═════ Exercise input

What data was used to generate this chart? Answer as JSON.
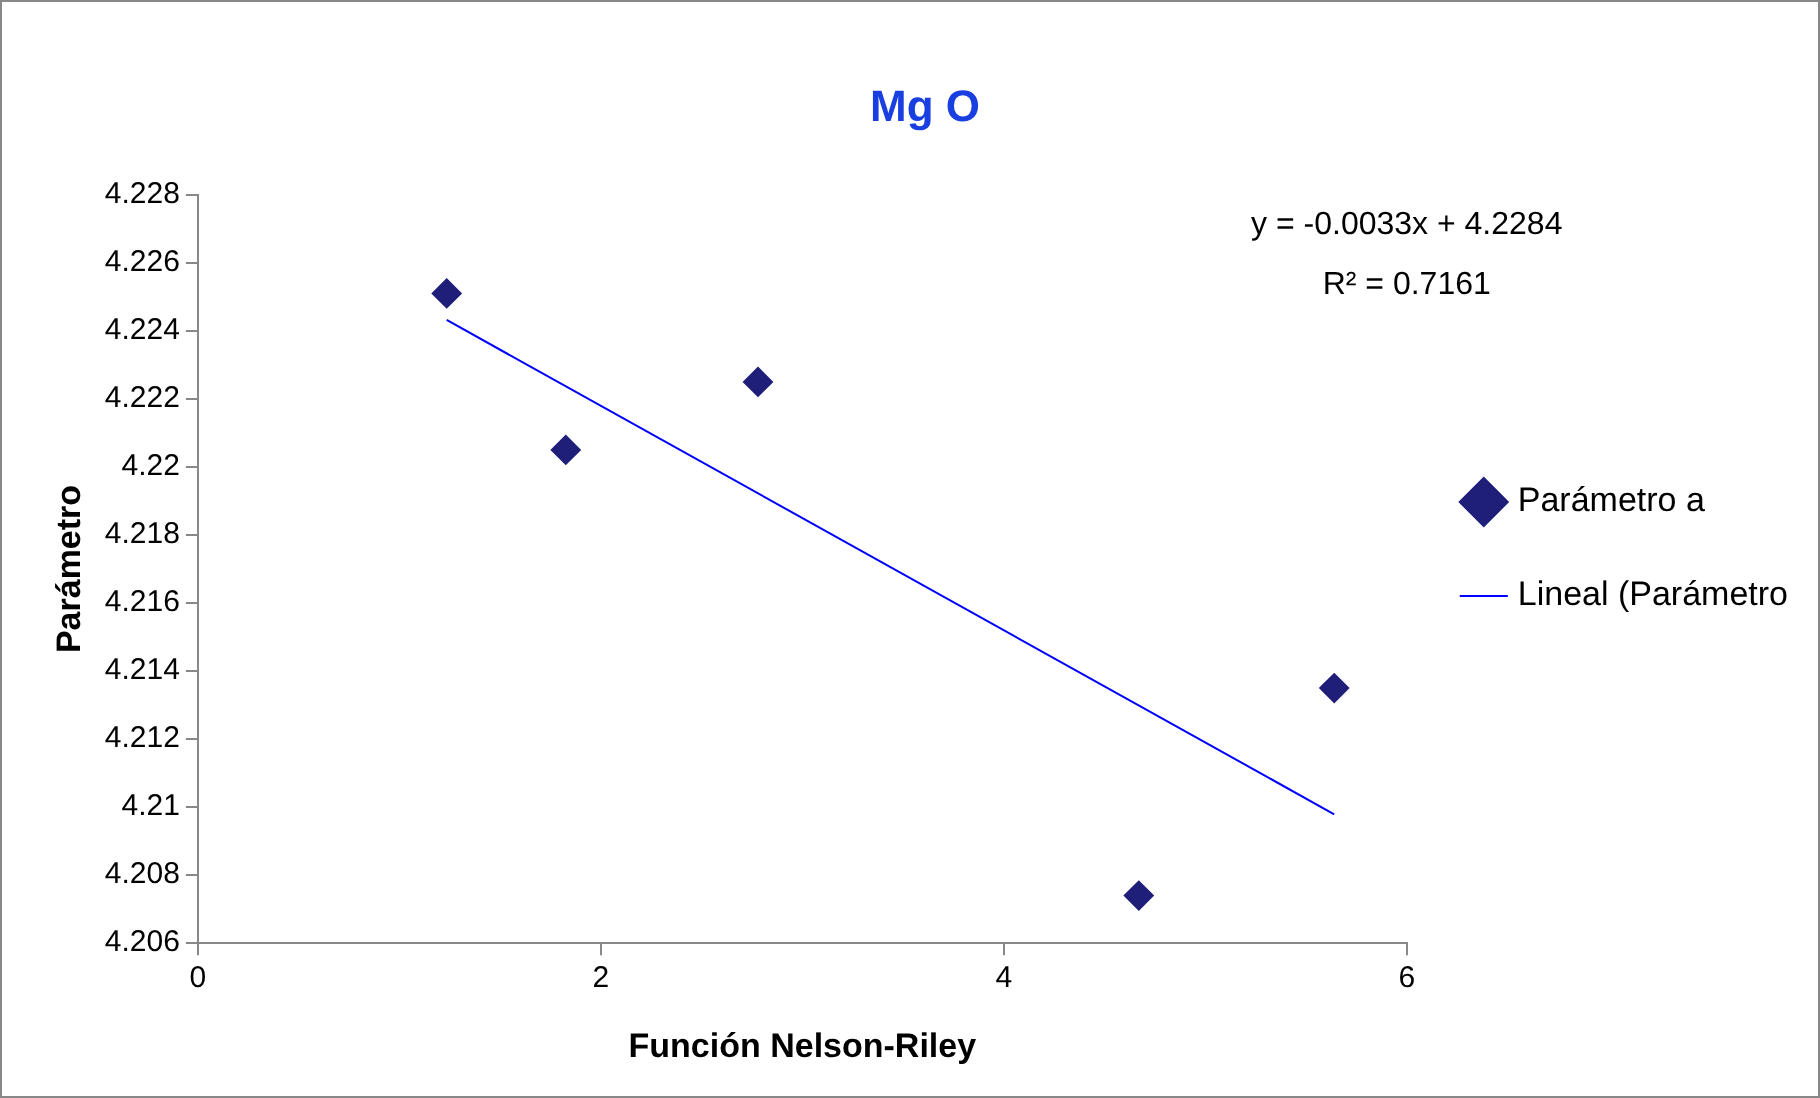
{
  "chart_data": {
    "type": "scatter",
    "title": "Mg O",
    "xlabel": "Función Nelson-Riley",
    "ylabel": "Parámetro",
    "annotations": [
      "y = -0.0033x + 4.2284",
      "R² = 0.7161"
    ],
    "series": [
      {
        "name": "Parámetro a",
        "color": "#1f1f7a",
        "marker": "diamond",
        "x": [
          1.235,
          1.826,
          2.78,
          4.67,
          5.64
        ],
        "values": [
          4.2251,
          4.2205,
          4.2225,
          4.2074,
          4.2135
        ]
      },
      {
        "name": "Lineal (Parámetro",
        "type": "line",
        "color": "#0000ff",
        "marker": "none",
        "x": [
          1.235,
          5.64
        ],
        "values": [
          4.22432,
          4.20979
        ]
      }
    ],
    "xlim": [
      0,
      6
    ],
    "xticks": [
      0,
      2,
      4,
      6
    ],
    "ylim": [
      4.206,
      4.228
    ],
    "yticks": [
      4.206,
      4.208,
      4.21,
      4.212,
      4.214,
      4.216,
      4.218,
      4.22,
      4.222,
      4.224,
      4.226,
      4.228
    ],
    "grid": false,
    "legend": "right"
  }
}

══════════
═════ Exercise input

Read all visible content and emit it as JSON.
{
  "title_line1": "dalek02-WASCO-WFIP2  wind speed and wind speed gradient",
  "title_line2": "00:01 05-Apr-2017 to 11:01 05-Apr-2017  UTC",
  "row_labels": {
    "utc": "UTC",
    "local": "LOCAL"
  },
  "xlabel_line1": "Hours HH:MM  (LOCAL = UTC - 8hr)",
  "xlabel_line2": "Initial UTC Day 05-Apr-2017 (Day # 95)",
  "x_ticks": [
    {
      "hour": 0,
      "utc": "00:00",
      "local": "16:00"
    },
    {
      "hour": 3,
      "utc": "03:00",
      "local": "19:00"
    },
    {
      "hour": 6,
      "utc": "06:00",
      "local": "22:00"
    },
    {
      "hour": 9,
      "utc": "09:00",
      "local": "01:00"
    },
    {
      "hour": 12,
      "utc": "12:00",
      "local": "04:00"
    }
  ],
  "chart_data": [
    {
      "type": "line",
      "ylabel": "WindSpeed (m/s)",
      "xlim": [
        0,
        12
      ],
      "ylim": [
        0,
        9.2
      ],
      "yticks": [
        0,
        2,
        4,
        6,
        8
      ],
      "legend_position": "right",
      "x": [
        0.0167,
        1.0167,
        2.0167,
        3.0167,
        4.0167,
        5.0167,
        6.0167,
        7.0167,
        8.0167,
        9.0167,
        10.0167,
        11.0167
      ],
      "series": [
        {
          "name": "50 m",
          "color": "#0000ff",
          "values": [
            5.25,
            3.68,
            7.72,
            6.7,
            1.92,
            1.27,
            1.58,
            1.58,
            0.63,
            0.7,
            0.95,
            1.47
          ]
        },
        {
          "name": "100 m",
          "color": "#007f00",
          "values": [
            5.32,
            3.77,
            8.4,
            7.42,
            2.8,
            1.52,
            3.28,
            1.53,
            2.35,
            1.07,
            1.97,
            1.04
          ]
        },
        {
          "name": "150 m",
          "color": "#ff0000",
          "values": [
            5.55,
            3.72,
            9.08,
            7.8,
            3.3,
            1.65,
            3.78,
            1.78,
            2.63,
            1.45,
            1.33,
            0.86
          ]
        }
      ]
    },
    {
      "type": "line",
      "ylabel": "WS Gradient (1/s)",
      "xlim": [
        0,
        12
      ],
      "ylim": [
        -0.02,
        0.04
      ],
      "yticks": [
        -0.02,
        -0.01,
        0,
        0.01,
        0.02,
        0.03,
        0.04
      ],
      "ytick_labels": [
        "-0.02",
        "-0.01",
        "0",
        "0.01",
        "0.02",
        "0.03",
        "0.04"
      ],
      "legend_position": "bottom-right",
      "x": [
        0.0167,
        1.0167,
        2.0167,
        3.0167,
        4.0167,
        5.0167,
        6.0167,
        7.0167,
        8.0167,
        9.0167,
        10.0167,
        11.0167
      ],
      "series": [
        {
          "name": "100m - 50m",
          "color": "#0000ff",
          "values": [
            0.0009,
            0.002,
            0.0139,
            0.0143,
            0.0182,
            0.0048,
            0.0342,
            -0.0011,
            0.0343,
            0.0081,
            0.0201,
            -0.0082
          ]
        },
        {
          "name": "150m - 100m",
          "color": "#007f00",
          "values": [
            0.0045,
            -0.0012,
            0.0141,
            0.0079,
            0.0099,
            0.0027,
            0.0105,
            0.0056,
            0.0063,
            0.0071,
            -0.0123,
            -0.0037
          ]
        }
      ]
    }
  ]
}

══════════

=== Goal of the exercise ===
Reproduce every line from the entries that holds the word "Parámetro".

=== In response ===
    "ylabel": "Parámetro",
        "name": "Parámetro a",
        "name": "Lineal (Parámetro",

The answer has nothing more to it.